[Task instructions] What follows is a set of records, each of which is to be written out exactly.

[Records supplied]
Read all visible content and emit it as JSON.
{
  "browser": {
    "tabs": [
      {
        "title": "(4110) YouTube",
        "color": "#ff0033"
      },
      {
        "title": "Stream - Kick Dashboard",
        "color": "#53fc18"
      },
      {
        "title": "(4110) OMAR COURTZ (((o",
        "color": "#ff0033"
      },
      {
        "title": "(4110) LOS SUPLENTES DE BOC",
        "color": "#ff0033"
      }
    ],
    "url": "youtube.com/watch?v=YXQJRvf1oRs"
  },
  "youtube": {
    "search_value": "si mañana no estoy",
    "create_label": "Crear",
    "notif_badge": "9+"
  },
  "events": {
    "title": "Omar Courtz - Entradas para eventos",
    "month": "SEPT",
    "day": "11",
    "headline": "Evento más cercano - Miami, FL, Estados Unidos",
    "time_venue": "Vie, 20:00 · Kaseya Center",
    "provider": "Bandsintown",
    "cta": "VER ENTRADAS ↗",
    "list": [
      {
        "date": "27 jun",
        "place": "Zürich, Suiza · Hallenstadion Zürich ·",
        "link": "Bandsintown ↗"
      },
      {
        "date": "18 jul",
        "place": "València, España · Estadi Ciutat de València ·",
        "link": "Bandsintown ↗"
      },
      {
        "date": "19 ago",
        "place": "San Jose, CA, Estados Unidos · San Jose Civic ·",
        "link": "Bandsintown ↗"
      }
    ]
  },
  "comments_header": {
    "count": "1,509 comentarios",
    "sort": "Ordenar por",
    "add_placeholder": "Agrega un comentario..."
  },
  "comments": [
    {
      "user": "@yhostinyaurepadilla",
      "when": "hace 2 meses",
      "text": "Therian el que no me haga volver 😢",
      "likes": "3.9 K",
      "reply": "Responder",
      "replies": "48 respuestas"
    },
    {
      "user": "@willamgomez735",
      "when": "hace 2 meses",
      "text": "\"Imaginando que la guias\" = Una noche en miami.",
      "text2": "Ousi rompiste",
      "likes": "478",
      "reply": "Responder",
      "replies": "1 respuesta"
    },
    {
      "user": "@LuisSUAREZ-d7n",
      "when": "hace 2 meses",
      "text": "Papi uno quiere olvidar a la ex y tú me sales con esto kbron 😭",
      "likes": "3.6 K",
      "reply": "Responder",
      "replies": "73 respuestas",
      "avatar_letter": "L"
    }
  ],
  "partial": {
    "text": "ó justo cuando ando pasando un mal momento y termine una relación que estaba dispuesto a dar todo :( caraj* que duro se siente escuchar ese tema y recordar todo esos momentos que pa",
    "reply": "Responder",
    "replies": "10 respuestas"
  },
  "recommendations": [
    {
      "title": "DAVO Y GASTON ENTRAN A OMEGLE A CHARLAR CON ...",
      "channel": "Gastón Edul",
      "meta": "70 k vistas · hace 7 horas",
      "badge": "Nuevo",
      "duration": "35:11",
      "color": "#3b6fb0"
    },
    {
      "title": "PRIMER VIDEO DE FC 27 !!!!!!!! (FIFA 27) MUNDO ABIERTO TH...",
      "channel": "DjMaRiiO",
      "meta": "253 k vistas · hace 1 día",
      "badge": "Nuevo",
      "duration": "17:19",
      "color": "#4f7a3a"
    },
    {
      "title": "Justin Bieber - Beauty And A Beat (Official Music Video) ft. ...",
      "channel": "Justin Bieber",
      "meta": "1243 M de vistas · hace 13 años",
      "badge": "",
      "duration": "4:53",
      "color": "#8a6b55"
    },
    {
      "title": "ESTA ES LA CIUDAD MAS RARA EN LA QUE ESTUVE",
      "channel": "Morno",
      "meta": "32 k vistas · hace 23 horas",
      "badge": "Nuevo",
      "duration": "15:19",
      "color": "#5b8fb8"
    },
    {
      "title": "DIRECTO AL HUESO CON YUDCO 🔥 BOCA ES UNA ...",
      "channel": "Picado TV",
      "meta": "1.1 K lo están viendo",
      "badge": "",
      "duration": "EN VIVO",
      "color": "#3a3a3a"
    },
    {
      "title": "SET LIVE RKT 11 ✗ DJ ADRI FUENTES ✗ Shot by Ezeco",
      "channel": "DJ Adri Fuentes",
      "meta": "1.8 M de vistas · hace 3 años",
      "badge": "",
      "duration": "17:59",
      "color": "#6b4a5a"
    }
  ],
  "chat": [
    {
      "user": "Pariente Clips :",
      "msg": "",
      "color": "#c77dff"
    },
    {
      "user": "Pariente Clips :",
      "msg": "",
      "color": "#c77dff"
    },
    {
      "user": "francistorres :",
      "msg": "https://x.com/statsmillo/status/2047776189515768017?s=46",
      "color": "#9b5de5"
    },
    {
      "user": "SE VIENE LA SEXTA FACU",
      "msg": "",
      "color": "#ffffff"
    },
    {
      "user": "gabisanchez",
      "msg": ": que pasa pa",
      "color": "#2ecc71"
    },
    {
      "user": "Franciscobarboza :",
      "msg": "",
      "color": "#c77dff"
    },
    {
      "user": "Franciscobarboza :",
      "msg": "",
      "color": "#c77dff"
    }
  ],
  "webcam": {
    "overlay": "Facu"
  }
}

[Reply]
Read all visible content and emit it as JSON.
{
  "browser": {
    "tabs": [
      {
        "title": "(4110) YouTube",
        "color": "#ff0033"
      },
      {
        "title": "Stream - Kick Dashboard",
        "color": "#53fc18"
      },
      {
        "title": "(4110) OMAR COURTZ (((o",
        "color": "#ff0033"
      },
      {
        "title": "(4110) LOS SUPLENTES DE BOC",
        "color": "#ff0033"
      }
    ],
    "url": "youtube.com/watch?v=YXQJRvf1oRs"
  },
  "youtube": {
    "search_value": "si mañana no estoy",
    "create_label": "Crear",
    "notif_badge": "9+"
  },
  "events": {
    "title": "Omar Courtz - Entradas para eventos",
    "month": "SEPT",
    "day": "11",
    "headline": "Evento más cercano - Miami, FL, Estados Unidos",
    "time_venue": "Vie, 20:00 · Kaseya Center",
    "provider": "Bandsintown",
    "cta": "VER ENTRADAS ↗",
    "list": [
      {
        "date": "27 jun",
        "place": "Zürich, Suiza · Hallenstadion Zürich ·",
        "link": "Bandsintown ↗"
      },
      {
        "date": "18 jul",
        "place": "València, España · Estadi Ciutat de València ·",
        "link": "Bandsintown ↗"
      },
      {
        "date": "19 ago",
        "place": "San Jose, CA, Estados Unidos · San Jose Civic ·",
        "link": "Bandsintown ↗"
      }
    ]
  },
  "comments_header": {
    "count": "1,509 comentarios",
    "sort": "Ordenar por",
    "add_placeholder": "Agrega un comentario..."
  },
  "comments": [
    {
      "user": "@yhostinyaurepadilla",
      "when": "hace 2 meses",
      "text": "Therian el que no me haga volver 😢",
      "likes": "3.9 K",
      "reply": "Responder",
      "replies": "48 respuestas"
    },
    {
      "user": "@willamgomez735",
      "when": "hace 2 meses",
      "text": "\"Imaginando que la guias\" = Una noche en miami.",
      "text2": "Ousi rompiste",
      "likes": "478",
      "reply": "Responder",
      "replies": "1 respuesta"
    },
    {
      "user": "@LuisSUAREZ-d7n",
      "when": "hace 2 meses",
      "text": "Papi uno quiere olvidar a la ex y tú me sales con esto kbron 😭",
      "likes": "3.6 K",
      "reply": "Responder",
      "replies": "73 respuestas",
      "avatar_letter": "L"
    }
  ],
  "partial": {
    "text": "ó justo cuando ando pasando un mal momento y termine una relación que estaba dispuesto a dar todo :( caraj* que duro se siente escuchar ese tema y recordar todo esos momentos que pa",
    "reply": "Responder",
    "replies": "10 respuestas"
  },
  "recommendations": [
    {
      "title": "DAVO Y GASTON ENTRAN A OMEGLE A CHARLAR CON ...",
      "channel": "Gastón Edul",
      "meta": "70 k vistas · hace 7 horas",
      "badge": "Nuevo",
      "duration": "35:11",
      "color": "#3b6fb0"
    },
    {
      "title": "PRIMER VIDEO DE FC 27 !!!!!!!! (FIFA 27) MUNDO ABIERTO TH...",
      "channel": "DjMaRiiO",
      "meta": "253 k vistas · hace 1 día",
      "badge": "Nuevo",
      "duration": "17:19",
      "color": "#4f7a3a"
    },
    {
      "title": "Justin Bieber - Beauty And A Beat (Official Music Video) ft. ...",
      "channel": "Justin Bieber",
      "meta": "1243 M de vistas · hace 13 años",
      "badge": "",
      "duration": "4:53",
      "color": "#8a6b55"
    },
    {
      "title": "ESTA ES LA CIUDAD MAS RARA EN LA QUE ESTUVE",
      "channel": "Morno",
      "meta": "32 k vistas · hace 23 horas",
      "badge": "Nuevo",
      "duration": "15:19",
      "color": "#5b8fb8"
    },
    {
      "title": "DIRECTO AL HUESO CON YUDCO 🔥 BOCA ES UNA ...",
      "channel": "Picado TV",
      "meta": "1.1 K lo están viendo",
      "badge": "",
      "duration": "EN VIVO",
      "color": "#3a3a3a"
    },
    {
      "title": "SET LIVE RKT 11 ✗ DJ ADRI FUENTES ✗ Shot by Ezeco",
      "channel": "DJ Adri Fuentes",
      "meta": "1.8 M de vistas · hace 3 años",
      "badge": "",
      "duration": "17:59",
      "color": "#6b4a5a"
    }
  ],
  "chat": [
    {
      "user": "Pariente Clips :",
      "msg": "",
      "color": "#c77dff"
    },
    {
      "user": "Pariente Clips :",
      "msg": "",
      "color": "#c77dff"
    },
    {
      "user": "francistorres :",
      "msg": "https://x.com/statsmillo/status/2047776189515768017?s=46",
      "color": "#9b5de5"
    },
    {
      "user": "SE VIENE LA SEXTA FACU",
      "msg": "",
      "color": "#ffffff"
    },
    {
      "user": "gabisanchez",
      "msg": ": que pasa pa",
      "color": "#2ecc71"
    },
    {
      "user": "Franciscobarboza :",
      "msg": "",
      "color": "#c77dff"
    },
    {
      "user": "Franciscobarboza :",
      "msg": "",
      "color": "#c77dff"
    }
  ],
  "webcam": {
    "overlay": "Facu"
  }
}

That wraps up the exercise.